# EXERCISE DIRECTIONS
Identify every line in the records below that contains the word "JSON", and reproduce each one.

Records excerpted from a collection
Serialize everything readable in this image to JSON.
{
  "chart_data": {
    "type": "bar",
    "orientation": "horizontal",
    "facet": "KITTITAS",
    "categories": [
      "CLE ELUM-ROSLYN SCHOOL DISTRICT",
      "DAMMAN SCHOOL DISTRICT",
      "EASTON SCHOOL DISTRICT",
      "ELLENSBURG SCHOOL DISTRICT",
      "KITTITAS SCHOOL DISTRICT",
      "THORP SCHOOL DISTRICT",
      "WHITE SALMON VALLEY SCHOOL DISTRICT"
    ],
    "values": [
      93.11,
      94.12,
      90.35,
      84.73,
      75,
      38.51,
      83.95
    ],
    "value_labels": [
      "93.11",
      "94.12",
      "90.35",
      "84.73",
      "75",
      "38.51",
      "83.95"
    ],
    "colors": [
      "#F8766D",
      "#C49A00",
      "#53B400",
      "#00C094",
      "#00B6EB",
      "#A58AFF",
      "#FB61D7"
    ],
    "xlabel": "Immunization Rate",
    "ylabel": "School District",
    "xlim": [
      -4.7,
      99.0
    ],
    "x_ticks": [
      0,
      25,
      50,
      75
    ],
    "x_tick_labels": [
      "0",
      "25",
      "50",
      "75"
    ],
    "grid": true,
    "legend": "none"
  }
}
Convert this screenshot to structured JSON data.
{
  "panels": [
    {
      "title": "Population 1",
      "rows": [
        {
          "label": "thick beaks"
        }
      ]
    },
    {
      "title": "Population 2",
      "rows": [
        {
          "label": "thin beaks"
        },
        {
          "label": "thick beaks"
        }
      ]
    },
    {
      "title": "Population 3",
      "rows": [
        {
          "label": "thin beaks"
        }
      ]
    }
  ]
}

# RESULT
Serialize everything readable in this image to JSON.
Convert this screenshot to structured JSON data.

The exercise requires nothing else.